## Task goal:
Quote the data below in full, please, without altering anything.

****

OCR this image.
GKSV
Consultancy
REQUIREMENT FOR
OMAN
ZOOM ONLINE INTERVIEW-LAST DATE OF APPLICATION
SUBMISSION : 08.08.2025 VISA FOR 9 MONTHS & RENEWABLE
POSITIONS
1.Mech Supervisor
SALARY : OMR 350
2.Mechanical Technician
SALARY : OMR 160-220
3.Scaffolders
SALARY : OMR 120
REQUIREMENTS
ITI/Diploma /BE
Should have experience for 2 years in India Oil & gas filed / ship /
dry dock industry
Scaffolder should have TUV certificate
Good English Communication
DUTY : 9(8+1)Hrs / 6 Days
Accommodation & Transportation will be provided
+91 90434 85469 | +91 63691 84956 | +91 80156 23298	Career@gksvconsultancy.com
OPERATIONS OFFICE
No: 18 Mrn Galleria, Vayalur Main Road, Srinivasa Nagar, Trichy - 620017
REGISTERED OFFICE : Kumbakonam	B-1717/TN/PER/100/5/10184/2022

****

## In response:
OCR this image.
GKSV
Consultancy
REQUIREMENT FOR
OMAN
ZOOM ONLINE INTERVIEW-LAST DATE OF APPLICATION
SUBMISSION : 08.08.2025 VISA FOR 9 MONTHS & RENEWABLE
POSITIONS
1.Mech Supervisor
SALARY : OMR 350
2.Mechanical Technician
SALARY : OMR 160-220
3.Scaffolders
SALARY : OMR 120
REQUIREMENTS
ITI/Diploma /BE
Should have experience for 2 years in India Oil & gas filed / ship /
dry dock industry
Scaffolder should have TUV certificate
Good English Communication
DUTY : 9(8+1)Hrs / 6 Days
Accommodation & Transportation will be provided
+91 90434 85469 | +91 63691 84956 | +91 80156 23298	Career@gksvconsultancy.com
OPERATIONS OFFICE
No: 18 Mrn Galleria, Vayalur Main Road, Srinivasa Nagar, Trichy - 620017
REGISTERED OFFICE : Kumbakonam	B-1717/TN/PER/100/5/10184/2022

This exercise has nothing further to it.